(Dataset rows for document pages)
- Opening Delimiter -

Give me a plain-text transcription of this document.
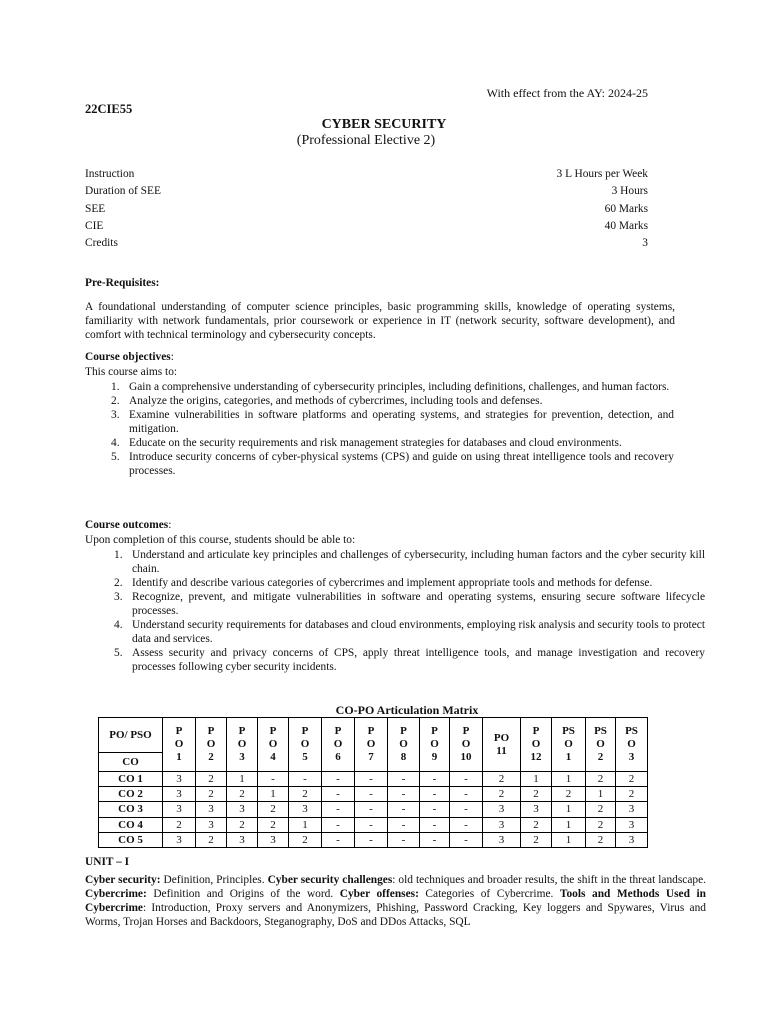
With effect from the AY: 2024-25
22CIE55
CYBER SECURITY
(Professional Elective 2)
Instruction	3 L Hours per Week
Duration of SEE	3 Hours
SEE	60 Marks
CIE	40 Marks
Credits	3
Pre-Requisites:
A foundational understanding of computer science principles, basic programming skills, knowledge of operating systems, familiarity with network fundamentals, prior coursework or experience in IT (network security, software development), and comfort with technical terminology and cybersecurity concepts.
Course objectives:
This course aims to:
1. Gain a comprehensive understanding of cybersecurity principles, including definitions, challenges, and human factors.
2. Analyze the origins, categories, and methods of cybercrimes, including tools and defenses.
3. Examine vulnerabilities in software platforms and operating systems, and strategies for prevention, detection, and mitigation.
4. Educate on the security requirements and risk management strategies for databases and cloud environments.
5. Introduce security concerns of cyber-physical systems (CPS) and guide on using threat intelligence tools and recovery processes.
Course outcomes:
Upon completion of this course, students should be able to:
1. Understand and articulate key principles and challenges of cybersecurity, including human factors and the cyber security kill chain.
2. Identify and describe various categories of cybercrimes and implement appropriate tools and methods for defense.
3. Recognize, prevent, and mitigate vulnerabilities in software and operating systems, ensuring secure software lifecycle processes.
4. Understand security requirements for databases and cloud environments, employing risk analysis and security tools to protect data and services.
5. Assess security and privacy concerns of CPS, apply threat intelligence tools, and manage investigation and recovery processes following cyber security incidents.
CO-PO Articulation Matrix
PO/ PSO
CO	P O 1	P O 2	P O 3	P O 4	P O 5	P O 6	P O 7	P O 8	P O 9	P O 10	PO 11	P O 12	PS O 1	PS O 2	PS O 3
CO 1	3	2	1	-	-	-	-	-	-	-	2	1	1	2	2
CO 2	3	2	2	1	2	-	-	-	-	-	2	2	2	1	2
CO 3	3	3	3	2	3	-	-	-	-	-	3	3	1	2	3
CO 4	2	3	2	2	1	-	-	-	-	-	3	2	1	2	3
CO 5	3	2	3	3	2	-	-	-	-	-	3	2	1	2	3
UNIT – I
Cyber security: Definition, Principles. Cyber security challenges: old techniques and broader results, the shift in the threat landscape. Cybercrime: Definition and Origins of the word. Cyber offenses: Categories of Cybercrime. Tools and Methods Used in Cybercrime: Introduction, Proxy servers and Anonymizers, Phishing, Password Cracking, Key loggers and Spywares, Virus and Worms, Trojan Horses and Backdoors, Steganography, DoS and DDos Attacks, SQL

- Closing Delimiter -

Exercise prompt
The data above must be reproduced exactly, without any of its pictures.

Finished task
Give me a plain-text transcription of this document.
With effect from the AY: 2024-25
22CIE55
CYBER SECURITY
(Professional Elective 2)
Instruction	3 L Hours per Week
Duration of SEE	3 Hours
SEE	60 Marks
CIE	40 Marks
Credits	3
Pre-Requisites:
A foundational understanding of computer science principles, basic programming skills, knowledge of operating systems, familiarity with network fundamentals, prior coursework or experience in IT (network security, software development), and comfort with technical terminology and cybersecurity concepts.
Course objectives:
This course aims to:
1. Gain a comprehensive understanding of cybersecurity principles, including definitions, challenges, and human factors.
2. Analyze the origins, categories, and methods of cybercrimes, including tools and defenses.
3. Examine vulnerabilities in software platforms and operating systems, and strategies for prevention, detection, and mitigation.
4. Educate on the security requirements and risk management strategies for databases and cloud environments.
5. Introduce security concerns of cyber-physical systems (CPS) and guide on using threat intelligence tools and recovery processes.
Course outcomes:
Upon completion of this course, students should be able to:
1. Understand and articulate key principles and challenges of cybersecurity, including human factors and the cyber security kill chain.
2. Identify and describe various categories of cybercrimes and implement appropriate tools and methods for defense.
3. Recognize, prevent, and mitigate vulnerabilities in software and operating systems, ensuring secure software lifecycle processes.
4. Understand security requirements for databases and cloud environments, employing risk analysis and security tools to protect data and services.
5. Assess security and privacy concerns of CPS, apply threat intelligence tools, and manage investigation and recovery processes following cyber security incidents.
CO-PO Articulation Matrix
PO/ PSO
CO	P O 1	P O 2	P O 3	P O 4	P O 5	P O 6	P O 7	P O 8	P O 9	P O 10	PO 11	P O 12	PS O 1	PS O 2	PS O 3
CO 1	3	2	1	-	-	-	-	-	-	-	2	1	1	2	2
CO 2	3	2	2	1	2	-	-	-	-	-	2	2	2	1	2
CO 3	3	3	3	2	3	-	-	-	-	-	3	3	1	2	3
CO 4	2	3	2	2	1	-	-	-	-	-	3	2	1	2	3
CO 5	3	2	3	3	2	-	-	-	-	-	3	2	1	2	3
UNIT – I
Cyber security: Definition, Principles. Cyber security challenges: old techniques and broader results, the shift in the threat landscape. Cybercrime: Definition and Origins of the word. Cyber offenses: Categories of Cybercrime. Tools and Methods Used in Cybercrime: Introduction, Proxy servers and Anonymizers, Phishing, Password Cracking, Key loggers and Spywares, Virus and Worms, Trojan Horses and Backdoors, Steganography, DoS and DDos Attacks, SQL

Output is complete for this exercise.